Note each line where "this" appears, and copy it.

Extracted data entries
--------
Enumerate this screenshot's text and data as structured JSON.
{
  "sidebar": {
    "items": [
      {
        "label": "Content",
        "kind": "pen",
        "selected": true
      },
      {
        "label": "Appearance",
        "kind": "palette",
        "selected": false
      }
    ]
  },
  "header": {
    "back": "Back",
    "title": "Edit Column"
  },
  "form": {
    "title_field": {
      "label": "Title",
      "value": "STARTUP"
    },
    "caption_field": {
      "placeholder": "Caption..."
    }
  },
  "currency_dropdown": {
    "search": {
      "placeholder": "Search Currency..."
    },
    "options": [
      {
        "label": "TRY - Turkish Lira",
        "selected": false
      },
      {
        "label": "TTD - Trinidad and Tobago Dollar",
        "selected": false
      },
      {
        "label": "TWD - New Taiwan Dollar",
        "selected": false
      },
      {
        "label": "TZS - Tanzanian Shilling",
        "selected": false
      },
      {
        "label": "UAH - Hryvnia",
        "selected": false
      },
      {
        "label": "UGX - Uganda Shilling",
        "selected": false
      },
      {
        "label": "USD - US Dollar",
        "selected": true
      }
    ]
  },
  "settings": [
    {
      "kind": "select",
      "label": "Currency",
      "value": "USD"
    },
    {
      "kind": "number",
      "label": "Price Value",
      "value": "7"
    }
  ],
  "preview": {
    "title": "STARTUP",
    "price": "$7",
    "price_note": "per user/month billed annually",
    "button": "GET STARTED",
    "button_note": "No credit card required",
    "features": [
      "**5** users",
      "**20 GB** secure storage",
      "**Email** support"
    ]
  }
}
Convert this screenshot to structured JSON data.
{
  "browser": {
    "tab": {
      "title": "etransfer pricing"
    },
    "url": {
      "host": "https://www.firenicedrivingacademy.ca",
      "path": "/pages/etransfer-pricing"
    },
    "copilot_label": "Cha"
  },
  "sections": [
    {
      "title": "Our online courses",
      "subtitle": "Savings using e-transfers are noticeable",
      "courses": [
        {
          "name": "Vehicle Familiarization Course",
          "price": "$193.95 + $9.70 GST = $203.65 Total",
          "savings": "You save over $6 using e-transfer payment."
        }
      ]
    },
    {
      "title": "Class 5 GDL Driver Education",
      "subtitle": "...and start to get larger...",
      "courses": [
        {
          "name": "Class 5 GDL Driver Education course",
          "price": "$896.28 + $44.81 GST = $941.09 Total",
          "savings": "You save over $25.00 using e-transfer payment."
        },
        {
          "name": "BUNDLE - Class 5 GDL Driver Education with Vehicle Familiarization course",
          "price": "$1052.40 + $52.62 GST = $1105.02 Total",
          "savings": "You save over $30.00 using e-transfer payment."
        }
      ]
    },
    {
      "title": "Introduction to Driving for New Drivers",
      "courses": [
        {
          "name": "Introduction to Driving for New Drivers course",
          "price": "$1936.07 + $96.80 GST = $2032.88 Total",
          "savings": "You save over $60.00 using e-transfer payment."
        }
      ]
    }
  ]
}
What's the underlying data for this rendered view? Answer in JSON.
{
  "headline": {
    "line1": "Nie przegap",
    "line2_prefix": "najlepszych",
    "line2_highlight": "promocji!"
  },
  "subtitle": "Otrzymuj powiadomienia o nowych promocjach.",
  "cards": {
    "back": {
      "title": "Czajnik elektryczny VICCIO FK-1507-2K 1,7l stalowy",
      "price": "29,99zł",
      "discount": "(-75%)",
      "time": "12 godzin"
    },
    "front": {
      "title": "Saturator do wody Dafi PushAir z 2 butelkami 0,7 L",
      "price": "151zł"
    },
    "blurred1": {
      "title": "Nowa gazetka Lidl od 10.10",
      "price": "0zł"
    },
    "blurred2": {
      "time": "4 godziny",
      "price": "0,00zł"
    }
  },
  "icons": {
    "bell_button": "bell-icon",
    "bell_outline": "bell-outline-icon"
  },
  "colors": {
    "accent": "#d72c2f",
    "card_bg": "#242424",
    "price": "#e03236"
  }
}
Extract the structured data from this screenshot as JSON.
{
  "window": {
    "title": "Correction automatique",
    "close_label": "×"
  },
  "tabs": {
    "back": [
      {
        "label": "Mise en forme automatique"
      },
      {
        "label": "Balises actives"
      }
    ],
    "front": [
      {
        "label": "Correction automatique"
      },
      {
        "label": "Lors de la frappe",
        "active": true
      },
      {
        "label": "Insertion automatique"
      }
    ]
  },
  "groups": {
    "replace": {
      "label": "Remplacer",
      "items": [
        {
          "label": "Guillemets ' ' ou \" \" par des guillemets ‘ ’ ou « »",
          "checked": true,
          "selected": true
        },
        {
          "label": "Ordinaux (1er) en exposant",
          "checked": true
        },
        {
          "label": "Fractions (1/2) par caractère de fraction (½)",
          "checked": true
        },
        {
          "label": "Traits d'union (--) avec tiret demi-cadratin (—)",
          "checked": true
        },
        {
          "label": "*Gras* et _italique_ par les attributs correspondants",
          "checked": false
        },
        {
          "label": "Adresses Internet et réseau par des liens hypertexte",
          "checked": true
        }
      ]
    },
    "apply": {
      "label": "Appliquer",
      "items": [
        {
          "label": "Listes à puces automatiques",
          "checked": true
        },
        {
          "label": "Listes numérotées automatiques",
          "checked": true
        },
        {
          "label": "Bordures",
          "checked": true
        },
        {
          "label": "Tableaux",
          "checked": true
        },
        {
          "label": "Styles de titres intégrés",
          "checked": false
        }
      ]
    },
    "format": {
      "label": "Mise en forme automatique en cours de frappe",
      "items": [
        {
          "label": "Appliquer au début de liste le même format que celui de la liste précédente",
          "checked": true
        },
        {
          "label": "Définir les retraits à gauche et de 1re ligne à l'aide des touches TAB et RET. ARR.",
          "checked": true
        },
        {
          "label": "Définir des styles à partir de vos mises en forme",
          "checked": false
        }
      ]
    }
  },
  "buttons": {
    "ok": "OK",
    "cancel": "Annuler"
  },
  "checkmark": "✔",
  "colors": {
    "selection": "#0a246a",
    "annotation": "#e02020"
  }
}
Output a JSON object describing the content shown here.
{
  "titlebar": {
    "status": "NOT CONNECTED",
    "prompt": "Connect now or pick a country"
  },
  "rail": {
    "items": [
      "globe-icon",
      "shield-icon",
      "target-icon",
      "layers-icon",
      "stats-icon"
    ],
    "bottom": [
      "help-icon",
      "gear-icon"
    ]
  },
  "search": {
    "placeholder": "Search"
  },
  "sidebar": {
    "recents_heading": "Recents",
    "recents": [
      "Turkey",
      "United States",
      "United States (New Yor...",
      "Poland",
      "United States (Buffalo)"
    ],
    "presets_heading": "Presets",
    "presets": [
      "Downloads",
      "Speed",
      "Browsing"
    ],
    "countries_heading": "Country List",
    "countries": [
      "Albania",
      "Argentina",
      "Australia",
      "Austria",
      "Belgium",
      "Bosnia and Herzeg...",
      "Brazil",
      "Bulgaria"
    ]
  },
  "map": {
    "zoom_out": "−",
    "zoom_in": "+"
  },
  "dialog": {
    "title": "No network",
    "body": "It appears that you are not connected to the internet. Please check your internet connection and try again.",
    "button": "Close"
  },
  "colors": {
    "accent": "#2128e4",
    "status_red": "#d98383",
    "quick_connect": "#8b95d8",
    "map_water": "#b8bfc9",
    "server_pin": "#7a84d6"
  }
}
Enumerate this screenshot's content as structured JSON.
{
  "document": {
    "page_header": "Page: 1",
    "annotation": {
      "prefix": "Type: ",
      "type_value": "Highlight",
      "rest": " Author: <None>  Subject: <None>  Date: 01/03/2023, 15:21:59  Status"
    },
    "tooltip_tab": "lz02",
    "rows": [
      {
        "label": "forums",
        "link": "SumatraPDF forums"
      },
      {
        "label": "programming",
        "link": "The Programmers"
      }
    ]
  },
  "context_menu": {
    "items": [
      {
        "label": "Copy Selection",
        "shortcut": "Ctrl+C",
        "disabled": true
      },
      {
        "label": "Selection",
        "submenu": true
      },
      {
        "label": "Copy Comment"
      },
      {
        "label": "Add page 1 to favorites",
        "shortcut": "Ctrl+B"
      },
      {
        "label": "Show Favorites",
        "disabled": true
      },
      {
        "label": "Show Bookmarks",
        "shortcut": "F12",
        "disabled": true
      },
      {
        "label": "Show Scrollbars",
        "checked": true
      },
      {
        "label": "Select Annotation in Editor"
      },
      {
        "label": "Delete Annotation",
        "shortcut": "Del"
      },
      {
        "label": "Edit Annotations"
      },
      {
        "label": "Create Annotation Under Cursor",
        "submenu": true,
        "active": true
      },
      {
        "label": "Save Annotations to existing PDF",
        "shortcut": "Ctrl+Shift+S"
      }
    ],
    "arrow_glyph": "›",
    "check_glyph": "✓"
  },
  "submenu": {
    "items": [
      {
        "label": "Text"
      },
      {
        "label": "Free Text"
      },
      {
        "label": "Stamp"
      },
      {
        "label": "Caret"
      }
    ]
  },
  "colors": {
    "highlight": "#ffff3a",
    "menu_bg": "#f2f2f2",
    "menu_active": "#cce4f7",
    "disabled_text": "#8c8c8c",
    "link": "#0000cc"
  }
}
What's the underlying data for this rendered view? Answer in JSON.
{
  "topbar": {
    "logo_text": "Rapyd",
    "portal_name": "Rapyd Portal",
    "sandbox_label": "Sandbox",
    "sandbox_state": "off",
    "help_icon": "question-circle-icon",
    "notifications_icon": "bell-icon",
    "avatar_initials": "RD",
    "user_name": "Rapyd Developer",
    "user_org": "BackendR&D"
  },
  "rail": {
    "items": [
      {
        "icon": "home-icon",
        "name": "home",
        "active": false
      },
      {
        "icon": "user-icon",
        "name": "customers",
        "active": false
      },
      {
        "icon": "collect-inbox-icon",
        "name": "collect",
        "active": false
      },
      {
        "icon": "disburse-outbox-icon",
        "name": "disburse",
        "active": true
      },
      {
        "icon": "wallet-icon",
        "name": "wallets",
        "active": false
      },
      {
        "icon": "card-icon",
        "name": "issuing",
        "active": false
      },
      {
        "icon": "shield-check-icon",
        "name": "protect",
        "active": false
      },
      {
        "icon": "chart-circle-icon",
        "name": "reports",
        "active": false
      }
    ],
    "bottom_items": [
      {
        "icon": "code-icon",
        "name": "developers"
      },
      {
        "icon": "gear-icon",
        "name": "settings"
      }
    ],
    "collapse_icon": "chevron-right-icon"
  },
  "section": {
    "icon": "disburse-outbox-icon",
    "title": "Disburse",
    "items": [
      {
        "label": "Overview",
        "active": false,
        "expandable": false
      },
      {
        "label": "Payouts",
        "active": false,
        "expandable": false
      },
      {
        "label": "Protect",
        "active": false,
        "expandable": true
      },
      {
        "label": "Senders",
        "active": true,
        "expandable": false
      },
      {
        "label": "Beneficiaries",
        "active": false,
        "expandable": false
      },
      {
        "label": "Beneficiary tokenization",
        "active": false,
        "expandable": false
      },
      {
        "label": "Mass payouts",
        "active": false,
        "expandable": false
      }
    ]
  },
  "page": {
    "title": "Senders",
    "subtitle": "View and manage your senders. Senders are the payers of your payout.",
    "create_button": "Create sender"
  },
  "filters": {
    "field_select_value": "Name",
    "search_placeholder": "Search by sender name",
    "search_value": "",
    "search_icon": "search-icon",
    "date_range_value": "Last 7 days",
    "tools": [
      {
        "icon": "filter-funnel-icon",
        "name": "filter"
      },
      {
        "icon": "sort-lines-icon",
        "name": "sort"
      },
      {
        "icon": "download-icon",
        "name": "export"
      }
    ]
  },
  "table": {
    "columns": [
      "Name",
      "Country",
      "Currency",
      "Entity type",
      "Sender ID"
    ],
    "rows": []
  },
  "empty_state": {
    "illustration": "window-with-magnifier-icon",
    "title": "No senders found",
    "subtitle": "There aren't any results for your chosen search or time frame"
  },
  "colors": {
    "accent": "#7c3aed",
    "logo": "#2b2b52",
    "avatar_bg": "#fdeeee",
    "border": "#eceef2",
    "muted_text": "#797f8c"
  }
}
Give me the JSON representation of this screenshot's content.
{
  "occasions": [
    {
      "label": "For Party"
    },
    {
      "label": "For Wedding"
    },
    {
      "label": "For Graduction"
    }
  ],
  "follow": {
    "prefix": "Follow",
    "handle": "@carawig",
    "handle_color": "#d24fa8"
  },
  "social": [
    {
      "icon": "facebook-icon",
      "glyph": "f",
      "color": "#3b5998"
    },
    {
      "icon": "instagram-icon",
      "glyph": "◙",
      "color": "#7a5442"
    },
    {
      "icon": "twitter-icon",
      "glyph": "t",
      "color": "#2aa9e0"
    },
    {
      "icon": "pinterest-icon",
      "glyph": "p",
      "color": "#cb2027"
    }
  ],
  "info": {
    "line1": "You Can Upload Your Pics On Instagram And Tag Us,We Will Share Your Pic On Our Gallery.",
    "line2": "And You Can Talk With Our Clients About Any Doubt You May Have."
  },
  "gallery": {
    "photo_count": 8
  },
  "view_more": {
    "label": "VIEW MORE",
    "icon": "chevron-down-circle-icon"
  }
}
--------
FINAL ANSWER >>
Enumerate this screenshot's text and data as structured JSON.
Convert this screenshot to structured JSON data.
What's the underlying data for this rendered view? Answer in JSON.
Extract the structured data from this screenshot as JSON.
Enumerate this screenshot's content as structured JSON.
What's the underlying data for this rendered view? Answer in JSON.
Give me the JSON representation of this screenshot's content.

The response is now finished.